Excerpted records –
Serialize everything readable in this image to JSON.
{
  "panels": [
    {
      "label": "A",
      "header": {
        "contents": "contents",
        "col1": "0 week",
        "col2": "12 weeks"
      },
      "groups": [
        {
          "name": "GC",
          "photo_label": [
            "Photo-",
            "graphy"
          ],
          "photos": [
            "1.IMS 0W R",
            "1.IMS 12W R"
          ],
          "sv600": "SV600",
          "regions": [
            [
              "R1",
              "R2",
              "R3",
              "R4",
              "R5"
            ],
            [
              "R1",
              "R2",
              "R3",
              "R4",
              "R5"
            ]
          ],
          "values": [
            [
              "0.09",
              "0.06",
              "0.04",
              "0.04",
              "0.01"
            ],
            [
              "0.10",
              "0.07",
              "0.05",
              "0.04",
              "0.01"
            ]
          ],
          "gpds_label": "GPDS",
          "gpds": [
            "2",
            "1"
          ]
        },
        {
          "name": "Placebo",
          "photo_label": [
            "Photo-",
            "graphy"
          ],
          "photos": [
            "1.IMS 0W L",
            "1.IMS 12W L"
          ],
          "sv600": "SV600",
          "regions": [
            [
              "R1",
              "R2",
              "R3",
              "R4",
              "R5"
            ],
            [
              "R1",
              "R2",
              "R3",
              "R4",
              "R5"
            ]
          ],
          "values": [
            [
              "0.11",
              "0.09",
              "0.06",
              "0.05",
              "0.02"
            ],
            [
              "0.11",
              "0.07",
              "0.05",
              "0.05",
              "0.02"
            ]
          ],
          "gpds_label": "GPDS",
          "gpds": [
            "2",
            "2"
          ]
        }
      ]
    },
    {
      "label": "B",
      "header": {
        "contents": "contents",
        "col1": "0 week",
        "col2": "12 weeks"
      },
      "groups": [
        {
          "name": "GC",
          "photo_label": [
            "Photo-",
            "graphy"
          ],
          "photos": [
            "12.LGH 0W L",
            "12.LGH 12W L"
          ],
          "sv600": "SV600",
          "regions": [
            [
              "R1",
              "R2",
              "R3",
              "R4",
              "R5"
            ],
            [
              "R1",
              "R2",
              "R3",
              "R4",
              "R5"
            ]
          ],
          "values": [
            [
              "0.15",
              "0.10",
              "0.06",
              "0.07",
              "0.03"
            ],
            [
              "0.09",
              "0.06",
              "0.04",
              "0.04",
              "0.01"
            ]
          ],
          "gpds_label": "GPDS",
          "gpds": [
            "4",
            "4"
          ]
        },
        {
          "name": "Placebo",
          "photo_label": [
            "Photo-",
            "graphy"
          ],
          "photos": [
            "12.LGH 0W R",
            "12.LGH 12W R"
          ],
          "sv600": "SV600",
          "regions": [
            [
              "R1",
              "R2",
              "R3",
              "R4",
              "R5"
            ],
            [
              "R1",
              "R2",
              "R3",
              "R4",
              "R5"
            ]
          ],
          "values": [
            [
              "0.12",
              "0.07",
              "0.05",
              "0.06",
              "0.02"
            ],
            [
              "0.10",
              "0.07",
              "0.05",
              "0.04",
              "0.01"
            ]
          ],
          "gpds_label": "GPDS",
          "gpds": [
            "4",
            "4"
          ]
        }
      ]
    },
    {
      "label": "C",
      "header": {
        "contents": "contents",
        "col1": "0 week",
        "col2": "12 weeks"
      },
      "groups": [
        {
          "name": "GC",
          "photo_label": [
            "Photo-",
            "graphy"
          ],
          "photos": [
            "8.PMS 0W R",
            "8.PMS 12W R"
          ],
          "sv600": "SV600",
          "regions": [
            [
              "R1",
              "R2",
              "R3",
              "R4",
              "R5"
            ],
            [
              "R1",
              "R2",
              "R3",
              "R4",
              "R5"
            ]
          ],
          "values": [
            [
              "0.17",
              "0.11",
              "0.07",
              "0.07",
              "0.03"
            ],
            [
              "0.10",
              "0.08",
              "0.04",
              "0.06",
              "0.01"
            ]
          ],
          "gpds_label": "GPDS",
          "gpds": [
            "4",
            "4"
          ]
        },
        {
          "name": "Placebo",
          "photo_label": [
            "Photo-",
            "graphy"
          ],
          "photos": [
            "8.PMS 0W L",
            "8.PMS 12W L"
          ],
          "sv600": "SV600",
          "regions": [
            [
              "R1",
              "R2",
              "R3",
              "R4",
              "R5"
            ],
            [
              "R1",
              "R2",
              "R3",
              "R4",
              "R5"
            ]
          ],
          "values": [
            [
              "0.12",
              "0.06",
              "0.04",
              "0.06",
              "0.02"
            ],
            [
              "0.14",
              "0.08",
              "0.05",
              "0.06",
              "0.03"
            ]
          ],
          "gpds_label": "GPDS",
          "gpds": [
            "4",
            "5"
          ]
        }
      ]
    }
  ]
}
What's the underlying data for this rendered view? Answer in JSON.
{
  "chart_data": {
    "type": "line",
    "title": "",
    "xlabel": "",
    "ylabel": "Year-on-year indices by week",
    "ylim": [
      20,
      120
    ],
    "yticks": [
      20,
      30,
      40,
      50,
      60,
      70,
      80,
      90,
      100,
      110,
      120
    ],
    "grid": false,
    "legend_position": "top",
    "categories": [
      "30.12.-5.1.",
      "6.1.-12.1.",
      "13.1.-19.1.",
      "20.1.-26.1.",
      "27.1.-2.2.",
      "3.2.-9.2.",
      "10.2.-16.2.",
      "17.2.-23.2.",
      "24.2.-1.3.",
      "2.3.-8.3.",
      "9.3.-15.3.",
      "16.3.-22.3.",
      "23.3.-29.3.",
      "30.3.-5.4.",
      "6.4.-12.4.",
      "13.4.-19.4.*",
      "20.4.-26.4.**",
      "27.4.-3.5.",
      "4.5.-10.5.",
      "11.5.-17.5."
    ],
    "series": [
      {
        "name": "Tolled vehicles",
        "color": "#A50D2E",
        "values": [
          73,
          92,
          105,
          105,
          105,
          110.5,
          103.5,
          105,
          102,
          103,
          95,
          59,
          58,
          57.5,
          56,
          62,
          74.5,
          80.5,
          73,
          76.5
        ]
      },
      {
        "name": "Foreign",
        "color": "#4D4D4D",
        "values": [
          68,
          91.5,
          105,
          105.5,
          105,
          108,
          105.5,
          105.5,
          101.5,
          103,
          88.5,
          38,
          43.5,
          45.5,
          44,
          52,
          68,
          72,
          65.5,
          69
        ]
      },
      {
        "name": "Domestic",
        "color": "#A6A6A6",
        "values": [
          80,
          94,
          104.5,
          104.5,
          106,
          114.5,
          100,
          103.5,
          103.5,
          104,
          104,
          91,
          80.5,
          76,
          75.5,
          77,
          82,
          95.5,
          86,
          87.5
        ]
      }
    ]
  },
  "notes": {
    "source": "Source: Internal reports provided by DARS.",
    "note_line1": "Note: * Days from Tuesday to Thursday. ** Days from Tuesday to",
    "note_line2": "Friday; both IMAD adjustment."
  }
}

Given task – Using the entries above, please restate each one word for word.

Exercise output –
Serialize everything readable in this image to JSON.
{
  "panels": [
    {
      "label": "A",
      "header": {
        "contents": "contents",
        "col1": "0 week",
        "col2": "12 weeks"
      },
      "groups": [
        {
          "name": "GC",
          "photo_label": [
            "Photo-",
            "graphy"
          ],
          "photos": [
            "1.IMS 0W R",
            "1.IMS 12W R"
          ],
          "sv600": "SV600",
          "regions": [
            [
              "R1",
              "R2",
              "R3",
              "R4",
              "R5"
            ],
            [
              "R1",
              "R2",
              "R3",
              "R4",
              "R5"
            ]
          ],
          "values": [
            [
              "0.09",
              "0.06",
              "0.04",
              "0.04",
              "0.01"
            ],
            [
              "0.10",
              "0.07",
              "0.05",
              "0.04",
              "0.01"
            ]
          ],
          "gpds_label": "GPDS",
          "gpds": [
            "2",
            "1"
          ]
        },
        {
          "name": "Placebo",
          "photo_label": [
            "Photo-",
            "graphy"
          ],
          "photos": [
            "1.IMS 0W L",
            "1.IMS 12W L"
          ],
          "sv600": "SV600",
          "regions": [
            [
              "R1",
              "R2",
              "R3",
              "R4",
              "R5"
            ],
            [
              "R1",
              "R2",
              "R3",
              "R4",
              "R5"
            ]
          ],
          "values": [
            [
              "0.11",
              "0.09",
              "0.06",
              "0.05",
              "0.02"
            ],
            [
              "0.11",
              "0.07",
              "0.05",
              "0.05",
              "0.02"
            ]
          ],
          "gpds_label": "GPDS",
          "gpds": [
            "2",
            "2"
          ]
        }
      ]
    },
    {
      "label": "B",
      "header": {
        "contents": "contents",
        "col1": "0 week",
        "col2": "12 weeks"
      },
      "groups": [
        {
          "name": "GC",
          "photo_label": [
            "Photo-",
            "graphy"
          ],
          "photos": [
            "12.LGH 0W L",
            "12.LGH 12W L"
          ],
          "sv600": "SV600",
          "regions": [
            [
              "R1",
              "R2",
              "R3",
              "R4",
              "R5"
            ],
            [
              "R1",
              "R2",
              "R3",
              "R4",
              "R5"
            ]
          ],
          "values": [
            [
              "0.15",
              "0.10",
              "0.06",
              "0.07",
              "0.03"
            ],
            [
              "0.09",
              "0.06",
              "0.04",
              "0.04",
              "0.01"
            ]
          ],
          "gpds_label": "GPDS",
          "gpds": [
            "4",
            "4"
          ]
        },
        {
          "name": "Placebo",
          "photo_label": [
            "Photo-",
            "graphy"
          ],
          "photos": [
            "12.LGH 0W R",
            "12.LGH 12W R"
          ],
          "sv600": "SV600",
          "regions": [
            [
              "R1",
              "R2",
              "R3",
              "R4",
              "R5"
            ],
            [
              "R1",
              "R2",
              "R3",
              "R4",
              "R5"
            ]
          ],
          "values": [
            [
              "0.12",
              "0.07",
              "0.05",
              "0.06",
              "0.02"
            ],
            [
              "0.10",
              "0.07",
              "0.05",
              "0.04",
              "0.01"
            ]
          ],
          "gpds_label": "GPDS",
          "gpds": [
            "4",
            "4"
          ]
        }
      ]
    },
    {
      "label": "C",
      "header": {
        "contents": "contents",
        "col1": "0 week",
        "col2": "12 weeks"
      },
      "groups": [
        {
          "name": "GC",
          "photo_label": [
            "Photo-",
            "graphy"
          ],
          "photos": [
            "8.PMS 0W R",
            "8.PMS 12W R"
          ],
          "sv600": "SV600",
          "regions": [
            [
              "R1",
              "R2",
              "R3",
              "R4",
              "R5"
            ],
            [
              "R1",
              "R2",
              "R3",
              "R4",
              "R5"
            ]
          ],
          "values": [
            [
              "0.17",
              "0.11",
              "0.07",
              "0.07",
              "0.03"
            ],
            [
              "0.10",
              "0.08",
              "0.04",
              "0.06",
              "0.01"
            ]
          ],
          "gpds_label": "GPDS",
          "gpds": [
            "4",
            "4"
          ]
        },
        {
          "name": "Placebo",
          "photo_label": [
            "Photo-",
            "graphy"
          ],
          "photos": [
            "8.PMS 0W L",
            "8.PMS 12W L"
          ],
          "sv600": "SV600",
          "regions": [
            [
              "R1",
              "R2",
              "R3",
              "R4",
              "R5"
            ],
            [
              "R1",
              "R2",
              "R3",
              "R4",
              "R5"
            ]
          ],
          "values": [
            [
              "0.12",
              "0.06",
              "0.04",
              "0.06",
              "0.02"
            ],
            [
              "0.14",
              "0.08",
              "0.05",
              "0.06",
              "0.03"
            ]
          ],
          "gpds_label": "GPDS",
          "gpds": [
            "4",
            "5"
          ]
        }
      ]
    }
  ]
}
What's the underlying data for this rendered view? Answer in JSON.
{
  "chart_data": {
    "type": "line",
    "title": "",
    "xlabel": "",
    "ylabel": "Year-on-year indices by week",
    "ylim": [
      20,
      120
    ],
    "yticks": [
      20,
      30,
      40,
      50,
      60,
      70,
      80,
      90,
      100,
      110,
      120
    ],
    "grid": false,
    "legend_position": "top",
    "categories": [
      "30.12.-5.1.",
      "6.1.-12.1.",
      "13.1.-19.1.",
      "20.1.-26.1.",
      "27.1.-2.2.",
      "3.2.-9.2.",
      "10.2.-16.2.",
      "17.2.-23.2.",
      "24.2.-1.3.",
      "2.3.-8.3.",
      "9.3.-15.3.",
      "16.3.-22.3.",
      "23.3.-29.3.",
      "30.3.-5.4.",
      "6.4.-12.4.",
      "13.4.-19.4.*",
      "20.4.-26.4.**",
      "27.4.-3.5.",
      "4.5.-10.5.",
      "11.5.-17.5."
    ],
    "series": [
      {
        "name": "Tolled vehicles",
        "color": "#A50D2E",
        "values": [
          73,
          92,
          105,
          105,
          105,
          110.5,
          103.5,
          105,
          102,
          103,
          95,
          59,
          58,
          57.5,
          56,
          62,
          74.5,
          80.5,
          73,
          76.5
        ]
      },
      {
        "name": "Foreign",
        "color": "#4D4D4D",
        "values": [
          68,
          91.5,
          105,
          105.5,
          105,
          108,
          105.5,
          105.5,
          101.5,
          103,
          88.5,
          38,
          43.5,
          45.5,
          44,
          52,
          68,
          72,
          65.5,
          69
        ]
      },
      {
        "name": "Domestic",
        "color": "#A6A6A6",
        "values": [
          80,
          94,
          104.5,
          104.5,
          106,
          114.5,
          100,
          103.5,
          103.5,
          104,
          104,
          91,
          80.5,
          76,
          75.5,
          77,
          82,
          95.5,
          86,
          87.5
        ]
      }
    ]
  },
  "notes": {
    "source": "Source: Internal reports provided by DARS.",
    "note_line1": "Note: * Days from Tuesday to Thursday. ** Days from Tuesday to",
    "note_line2": "Friday; both IMAD adjustment."
  }
}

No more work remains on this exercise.